··· Study text

9. The electrochemical sensor system of claim 8, wherein the nanoporous layer utilizes steric and electronic properties of the particular contaminant to identify the contaminant.

10. The electrochemical sensor system of claim 1 , wherein the sensing module performs multiplex detection of multiple contaminants by probing a frequency response of a contaminant mixture and comparing obtained frequency responses against a library of frequency response signatures of individual contaminants.

1 1. The electrochemical sensor system of claim 1 , further comprising an array of the sensors, each sensor in the array tuned to a different contaminant.

12. The electrochemical sensor system of claim 1 1 , wherein each sensor in the array of sensors is multiplexed to an array of potentiostats to detect multiple contaminants simultaneously, in real time.

13. The electrochemical sensor system of claim 1 1 , further comprising a delivery system to automatically partition a sample containing contaminants into multiple parts and deliver the multiple parts to the corresponding enclosure for each sensor in the array of sensors.

14. The electrochemical sensor system of claim 13, further comprising one or more buffer solutions for automatic deliver to the corresponding enclosure for each sensor in the array of sensors, the one or more buffer solutions selected from the list of buffer solutions including: a solubilization buffer; an immobilization buffer; a wash buffer; and a linking buffer; and wherein the one or more buffer solutions maintain the particular contaminant in solution as a correct species or chemical form of the contaminant for binding with the binding layer.

15. The electrochemical sensor system of claim 1 1 , wherein the different contaminants to be sensed by the array of sensors include pesticides, herbicides, proteins, heavy metals, antibodies, drugs, and bacteria: wherein the pesticides include malathion and chlorpyrifos; wherein the herbicides include atrazine; and wherein the heavy metals include mercury and lead.

16. The electrochemical sensor system of claim 1 , wherein the binding layer comprises one of: a mercury binding protein;

a heavy metal binding protein;

an anti-atrazine antibody;

an anti-malathion antibody;

an anti-chlorpyrifos antibody;

an enzyme;

an oligosaccharide;

a nucleotide or oligonucleotide;

a cholinesterase enzyme;

a pesticide binding protein;

a metallo-enzyme;

a cell receptor protein;

a peptide;

a lipid;

a protein;

a drug;

a drug target; a neurotransmitter;

a carboxyl group;

a herbicide binding protein;

a fungicide binding protein;

a biomarker binding protein;

a DNA binding protein; or

a DNA motif.

······

--- To do ---
1) Quote the section of the sensor claims that begins with the words "10. The electrochemical" and ends after the words "a different contaminant.".
2) Answer these questions from the sensor claims:
(a) According to claim 9, what does the nanoporous layer use to identify the contaminant?
(b) In claim 10, what are the obtained frequency responses compared against?
(c) Which herbicide does claim 15 name?

··· Information

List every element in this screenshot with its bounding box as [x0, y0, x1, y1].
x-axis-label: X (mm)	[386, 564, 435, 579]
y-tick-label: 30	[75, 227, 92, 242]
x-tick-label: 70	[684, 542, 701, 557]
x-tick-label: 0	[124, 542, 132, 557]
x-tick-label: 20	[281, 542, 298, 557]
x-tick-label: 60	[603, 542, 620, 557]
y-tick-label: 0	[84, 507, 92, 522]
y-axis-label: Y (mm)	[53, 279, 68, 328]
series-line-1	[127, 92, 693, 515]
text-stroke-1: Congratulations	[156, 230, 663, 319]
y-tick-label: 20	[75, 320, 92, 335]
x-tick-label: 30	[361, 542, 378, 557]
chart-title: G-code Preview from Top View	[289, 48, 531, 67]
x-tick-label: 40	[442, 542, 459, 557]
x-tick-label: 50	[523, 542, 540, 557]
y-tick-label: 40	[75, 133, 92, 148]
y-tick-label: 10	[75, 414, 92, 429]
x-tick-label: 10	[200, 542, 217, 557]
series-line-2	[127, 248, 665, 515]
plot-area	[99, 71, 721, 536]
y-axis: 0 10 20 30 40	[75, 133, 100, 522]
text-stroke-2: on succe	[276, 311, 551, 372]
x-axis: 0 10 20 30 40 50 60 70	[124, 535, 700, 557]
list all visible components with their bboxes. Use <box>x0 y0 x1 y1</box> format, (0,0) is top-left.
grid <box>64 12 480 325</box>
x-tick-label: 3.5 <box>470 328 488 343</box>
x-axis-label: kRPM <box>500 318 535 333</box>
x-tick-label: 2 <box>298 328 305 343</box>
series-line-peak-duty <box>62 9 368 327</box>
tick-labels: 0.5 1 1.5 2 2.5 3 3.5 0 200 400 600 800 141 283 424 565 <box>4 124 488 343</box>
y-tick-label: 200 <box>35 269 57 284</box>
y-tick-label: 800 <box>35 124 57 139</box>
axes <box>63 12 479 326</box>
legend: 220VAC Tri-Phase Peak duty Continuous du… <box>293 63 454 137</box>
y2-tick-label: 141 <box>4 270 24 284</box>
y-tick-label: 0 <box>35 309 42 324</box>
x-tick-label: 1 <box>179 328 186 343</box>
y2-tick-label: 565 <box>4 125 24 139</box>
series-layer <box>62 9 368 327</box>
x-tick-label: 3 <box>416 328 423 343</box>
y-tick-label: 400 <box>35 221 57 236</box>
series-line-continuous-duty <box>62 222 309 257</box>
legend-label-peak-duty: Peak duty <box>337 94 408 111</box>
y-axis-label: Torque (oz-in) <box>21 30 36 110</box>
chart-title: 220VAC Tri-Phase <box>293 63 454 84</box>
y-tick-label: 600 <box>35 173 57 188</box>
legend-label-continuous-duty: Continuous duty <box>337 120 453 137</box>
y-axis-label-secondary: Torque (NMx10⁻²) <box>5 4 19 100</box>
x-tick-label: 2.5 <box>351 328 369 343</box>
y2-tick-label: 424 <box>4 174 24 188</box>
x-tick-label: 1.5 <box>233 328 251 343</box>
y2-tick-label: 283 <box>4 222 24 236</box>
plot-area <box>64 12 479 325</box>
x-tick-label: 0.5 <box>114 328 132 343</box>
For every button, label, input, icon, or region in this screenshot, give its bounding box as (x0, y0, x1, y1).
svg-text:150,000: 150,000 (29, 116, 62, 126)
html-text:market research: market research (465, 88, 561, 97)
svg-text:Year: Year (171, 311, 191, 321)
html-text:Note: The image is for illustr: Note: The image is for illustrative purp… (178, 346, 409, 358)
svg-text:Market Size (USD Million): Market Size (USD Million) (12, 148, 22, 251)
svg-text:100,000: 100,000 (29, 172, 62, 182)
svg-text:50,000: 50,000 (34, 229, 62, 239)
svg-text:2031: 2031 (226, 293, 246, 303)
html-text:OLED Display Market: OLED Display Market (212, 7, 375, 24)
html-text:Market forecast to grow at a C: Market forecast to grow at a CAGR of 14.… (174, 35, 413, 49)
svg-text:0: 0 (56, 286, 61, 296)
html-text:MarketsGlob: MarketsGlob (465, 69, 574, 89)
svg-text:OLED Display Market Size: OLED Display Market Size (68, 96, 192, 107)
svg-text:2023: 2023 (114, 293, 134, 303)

······

--- Numbered answers ---
1)
10. The electrochemical sensor system of claim 1 , wherein the sensing module performs multiplex detection of multiple contaminants by probing a frequency response of a contaminant mixture and comparing obtained frequency responses against a library of frequency response signatures of individual contaminants.

1 1. The electrochemical sensor system of claim 1 , further comprising an array of the sensors, each sensor in the array tuned to a different contaminant.

2)
(a) Steric and electronic properties of the particular contaminant
(b) A library of frequency response signatures of individual contaminants
(c) Atrazine